**TASK INSTRUCTIONS:** Write the data out again in full, with no departure from the original.

**INPUT MATERIAL:**

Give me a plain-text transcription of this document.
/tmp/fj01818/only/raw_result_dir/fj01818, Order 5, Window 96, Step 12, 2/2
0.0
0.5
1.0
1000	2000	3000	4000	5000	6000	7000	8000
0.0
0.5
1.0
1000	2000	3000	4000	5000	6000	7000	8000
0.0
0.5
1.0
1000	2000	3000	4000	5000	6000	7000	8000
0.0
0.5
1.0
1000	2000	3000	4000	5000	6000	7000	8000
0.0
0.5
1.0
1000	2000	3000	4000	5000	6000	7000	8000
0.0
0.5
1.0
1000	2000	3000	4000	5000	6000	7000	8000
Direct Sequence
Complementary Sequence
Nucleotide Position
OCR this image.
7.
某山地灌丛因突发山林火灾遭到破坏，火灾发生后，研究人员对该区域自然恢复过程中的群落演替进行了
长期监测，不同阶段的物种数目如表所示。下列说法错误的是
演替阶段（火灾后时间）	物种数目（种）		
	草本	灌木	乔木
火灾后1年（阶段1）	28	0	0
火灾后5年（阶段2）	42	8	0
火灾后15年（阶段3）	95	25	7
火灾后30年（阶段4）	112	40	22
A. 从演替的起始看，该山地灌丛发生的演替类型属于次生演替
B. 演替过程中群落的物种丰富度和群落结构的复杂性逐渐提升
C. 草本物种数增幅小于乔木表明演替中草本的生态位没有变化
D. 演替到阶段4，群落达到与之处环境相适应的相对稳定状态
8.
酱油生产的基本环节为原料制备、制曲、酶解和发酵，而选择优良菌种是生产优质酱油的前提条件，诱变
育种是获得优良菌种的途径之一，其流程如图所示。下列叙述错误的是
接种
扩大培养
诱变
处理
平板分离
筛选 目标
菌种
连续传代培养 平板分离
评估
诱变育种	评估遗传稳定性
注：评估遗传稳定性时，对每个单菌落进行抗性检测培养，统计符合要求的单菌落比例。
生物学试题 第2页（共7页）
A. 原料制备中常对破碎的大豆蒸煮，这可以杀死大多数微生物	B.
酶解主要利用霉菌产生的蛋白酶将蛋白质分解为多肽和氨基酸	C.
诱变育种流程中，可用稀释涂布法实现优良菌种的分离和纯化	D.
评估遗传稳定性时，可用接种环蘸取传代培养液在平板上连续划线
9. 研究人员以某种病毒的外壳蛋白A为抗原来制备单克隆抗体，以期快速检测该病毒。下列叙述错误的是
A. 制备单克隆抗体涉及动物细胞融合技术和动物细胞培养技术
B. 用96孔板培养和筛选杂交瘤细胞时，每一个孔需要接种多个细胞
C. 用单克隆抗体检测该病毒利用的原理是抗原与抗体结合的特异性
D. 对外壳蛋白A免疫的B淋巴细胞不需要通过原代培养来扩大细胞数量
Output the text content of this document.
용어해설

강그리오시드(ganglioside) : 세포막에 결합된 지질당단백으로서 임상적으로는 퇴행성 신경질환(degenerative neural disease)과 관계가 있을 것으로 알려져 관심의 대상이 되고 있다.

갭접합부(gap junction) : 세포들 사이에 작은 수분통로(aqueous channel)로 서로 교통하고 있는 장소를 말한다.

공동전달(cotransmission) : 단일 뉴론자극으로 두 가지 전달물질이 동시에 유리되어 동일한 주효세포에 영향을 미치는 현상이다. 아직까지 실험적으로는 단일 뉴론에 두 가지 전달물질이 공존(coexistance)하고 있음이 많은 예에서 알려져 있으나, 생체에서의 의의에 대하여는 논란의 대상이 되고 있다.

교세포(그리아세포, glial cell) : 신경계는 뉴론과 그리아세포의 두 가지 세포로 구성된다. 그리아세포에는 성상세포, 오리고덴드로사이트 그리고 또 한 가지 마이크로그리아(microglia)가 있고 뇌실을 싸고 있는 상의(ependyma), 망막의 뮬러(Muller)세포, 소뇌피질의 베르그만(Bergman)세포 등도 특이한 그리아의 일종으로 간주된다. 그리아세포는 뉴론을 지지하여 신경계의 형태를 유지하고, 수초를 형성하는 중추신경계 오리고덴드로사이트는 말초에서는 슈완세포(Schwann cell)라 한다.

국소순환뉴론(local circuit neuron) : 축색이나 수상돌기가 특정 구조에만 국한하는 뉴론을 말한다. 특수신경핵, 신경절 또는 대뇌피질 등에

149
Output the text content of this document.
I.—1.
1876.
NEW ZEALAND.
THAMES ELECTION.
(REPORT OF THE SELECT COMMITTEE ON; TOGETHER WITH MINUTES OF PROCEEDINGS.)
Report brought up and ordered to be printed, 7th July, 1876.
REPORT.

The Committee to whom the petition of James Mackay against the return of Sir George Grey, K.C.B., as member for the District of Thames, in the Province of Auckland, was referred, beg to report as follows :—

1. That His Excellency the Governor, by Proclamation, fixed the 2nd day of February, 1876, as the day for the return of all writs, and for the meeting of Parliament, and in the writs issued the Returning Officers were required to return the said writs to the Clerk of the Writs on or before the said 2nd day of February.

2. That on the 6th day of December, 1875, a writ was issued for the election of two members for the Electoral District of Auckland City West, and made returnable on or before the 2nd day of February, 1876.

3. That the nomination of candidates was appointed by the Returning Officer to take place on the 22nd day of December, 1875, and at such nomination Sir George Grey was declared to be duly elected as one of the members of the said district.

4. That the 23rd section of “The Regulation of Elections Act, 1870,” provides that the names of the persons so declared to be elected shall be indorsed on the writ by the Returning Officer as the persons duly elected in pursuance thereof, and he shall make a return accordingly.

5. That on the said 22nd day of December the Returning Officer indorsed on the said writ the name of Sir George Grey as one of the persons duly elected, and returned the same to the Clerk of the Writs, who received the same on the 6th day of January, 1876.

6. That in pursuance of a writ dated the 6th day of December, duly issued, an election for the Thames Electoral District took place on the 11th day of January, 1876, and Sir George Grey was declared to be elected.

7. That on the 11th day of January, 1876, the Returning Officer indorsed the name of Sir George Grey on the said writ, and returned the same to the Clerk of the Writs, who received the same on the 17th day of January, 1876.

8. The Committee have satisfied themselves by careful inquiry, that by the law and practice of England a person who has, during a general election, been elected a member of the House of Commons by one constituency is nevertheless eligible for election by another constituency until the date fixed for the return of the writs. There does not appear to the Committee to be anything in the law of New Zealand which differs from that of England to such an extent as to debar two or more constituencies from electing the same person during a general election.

**RESPONSE BELOW:**
Give me a plain-text transcription of this document.
/tmp/fj01818/only/raw_result_dir/fj01818, Order 5, Window 96, Step 12, 2/2
0.0
0.5
1.0
1000	2000	3000	4000	5000	6000	7000	8000
0.0
0.5
1.0
1000	2000	3000	4000	5000	6000	7000	8000
0.0
0.5
1.0
1000	2000	3000	4000	5000	6000	7000	8000
0.0
0.5
1.0
1000	2000	3000	4000	5000	6000	7000	8000
0.0
0.5
1.0
1000	2000	3000	4000	5000	6000	7000	8000
0.0
0.5
1.0
1000	2000	3000	4000	5000	6000	7000	8000
Direct Sequence
Complementary Sequence
Nucleotide Position
OCR this image.
7.
某山地灌丛因突发山林火灾遭到破坏，火灾发生后，研究人员对该区域自然恢复过程中的群落演替进行了
长期监测，不同阶段的物种数目如表所示。下列说法错误的是
演替阶段（火灾后时间）	物种数目（种）		
	草本	灌木	乔木
火灾后1年（阶段1）	28	0	0
火灾后5年（阶段2）	42	8	0
火灾后15年（阶段3）	95	25	7
火灾后30年（阶段4）	112	40	22
A. 从演替的起始看，该山地灌丛发生的演替类型属于次生演替
B. 演替过程中群落的物种丰富度和群落结构的复杂性逐渐提升
C. 草本物种数增幅小于乔木表明演替中草本的生态位没有变化
D. 演替到阶段4，群落达到与之处环境相适应的相对稳定状态
8.
酱油生产的基本环节为原料制备、制曲、酶解和发酵，而选择优良菌种是生产优质酱油的前提条件，诱变
育种是获得优良菌种的途径之一，其流程如图所示。下列叙述错误的是
接种
扩大培养
诱变
处理
平板分离
筛选 目标
菌种
连续传代培养 平板分离
评估
诱变育种	评估遗传稳定性
注：评估遗传稳定性时，对每个单菌落进行抗性检测培养，统计符合要求的单菌落比例。
生物学试题 第2页（共7页）
A. 原料制备中常对破碎的大豆蒸煮，这可以杀死大多数微生物	B.
酶解主要利用霉菌产生的蛋白酶将蛋白质分解为多肽和氨基酸	C.
诱变育种流程中，可用稀释涂布法实现优良菌种的分离和纯化	D.
评估遗传稳定性时，可用接种环蘸取传代培养液在平板上连续划线
9. 研究人员以某种病毒的外壳蛋白A为抗原来制备单克隆抗体，以期快速检测该病毒。下列叙述错误的是
A. 制备单克隆抗体涉及动物细胞融合技术和动物细胞培养技术
B. 用96孔板培养和筛选杂交瘤细胞时，每一个孔需要接种多个细胞
C. 用单克隆抗体检测该病毒利用的原理是抗原与抗体结合的特异性
D. 对外壳蛋白A免疫的B淋巴细胞不需要通过原代培养来扩大细胞数量
Output the text content of this document.
용어해설

강그리오시드(ganglioside) : 세포막에 결합된 지질당단백으로서 임상적으로는 퇴행성 신경질환(degenerative neural disease)과 관계가 있을 것으로 알려져 관심의 대상이 되고 있다.

갭접합부(gap junction) : 세포들 사이에 작은 수분통로(aqueous channel)로 서로 교통하고 있는 장소를 말한다.

공동전달(cotransmission) : 단일 뉴론자극으로 두 가지 전달물질이 동시에 유리되어 동일한 주효세포에 영향을 미치는 현상이다. 아직까지 실험적으로는 단일 뉴론에 두 가지 전달물질이 공존(coexistance)하고 있음이 많은 예에서 알려져 있으나, 생체에서의 의의에 대하여는 논란의 대상이 되고 있다.

교세포(그리아세포, glial cell) : 신경계는 뉴론과 그리아세포의 두 가지 세포로 구성된다. 그리아세포에는 성상세포, 오리고덴드로사이트 그리고 또 한 가지 마이크로그리아(microglia)가 있고 뇌실을 싸고 있는 상의(ependyma), 망막의 뮬러(Muller)세포, 소뇌피질의 베르그만(Bergman)세포 등도 특이한 그리아의 일종으로 간주된다. 그리아세포는 뉴론을 지지하여 신경계의 형태를 유지하고, 수초를 형성하는 중추신경계 오리고덴드로사이트는 말초에서는 슈완세포(Schwann cell)라 한다.

국소순환뉴론(local circuit neuron) : 축색이나 수상돌기가 특정 구조에만 국한하는 뉴론을 말한다. 특수신경핵, 신경절 또는 대뇌피질 등에

149
Output the text content of this document.
I.—1.
1876.
NEW ZEALAND.
THAMES ELECTION.
(REPORT OF THE SELECT COMMITTEE ON; TOGETHER WITH MINUTES OF PROCEEDINGS.)
Report brought up and ordered to be printed, 7th July, 1876.
REPORT.

The Committee to whom the petition of James Mackay against the return of Sir George Grey, K.C.B., as member for the District of Thames, in the Province of Auckland, was referred, beg to report as follows :—

1. That His Excellency the Governor, by Proclamation, fixed the 2nd day of February, 1876, as the day for the return of all writs, and for the meeting of Parliament, and in the writs issued the Returning Officers were required to return the said writs to the Clerk of the Writs on or before the said 2nd day of February.

2. That on the 6th day of December, 1875, a writ was issued for the election of two members for the Electoral District of Auckland City West, and made returnable on or before the 2nd day of February, 1876.

3. That the nomination of candidates was appointed by the Returning Officer to take place on the 22nd day of December, 1875, and at such nomination Sir George Grey was declared to be duly elected as one of the members of the said district.

4. That the 23rd section of “The Regulation of Elections Act, 1870,” provides that the names of the persons so declared to be elected shall be indorsed on the writ by the Returning Officer as the persons duly elected in pursuance thereof, and he shall make a return accordingly.

5. That on the said 22nd day of December the Returning Officer indorsed on the said writ the name of Sir George Grey as one of the persons duly elected, and returned the same to the Clerk of the Writs, who received the same on the 6th day of January, 1876.

6. That in pursuance of a writ dated the 6th day of December, duly issued, an election for the Thames Electoral District took place on the 11th day of January, 1876, and Sir George Grey was declared to be elected.

7. That on the 11th day of January, 1876, the Returning Officer indorsed the name of Sir George Grey on the said writ, and returned the same to the Clerk of the Writs, who received the same on the 17th day of January, 1876.

8. The Committee have satisfied themselves by careful inquiry, that by the law and practice of England a person who has, during a general election, been elected a member of the House of Commons by one constituency is nevertheless eligible for election by another constituency until the date fixed for the return of the writs. There does not appear to the Committee to be anything in the law of New Zealand which differs from that of England to such an extent as to debar two or more constituencies from electing the same person during a general election.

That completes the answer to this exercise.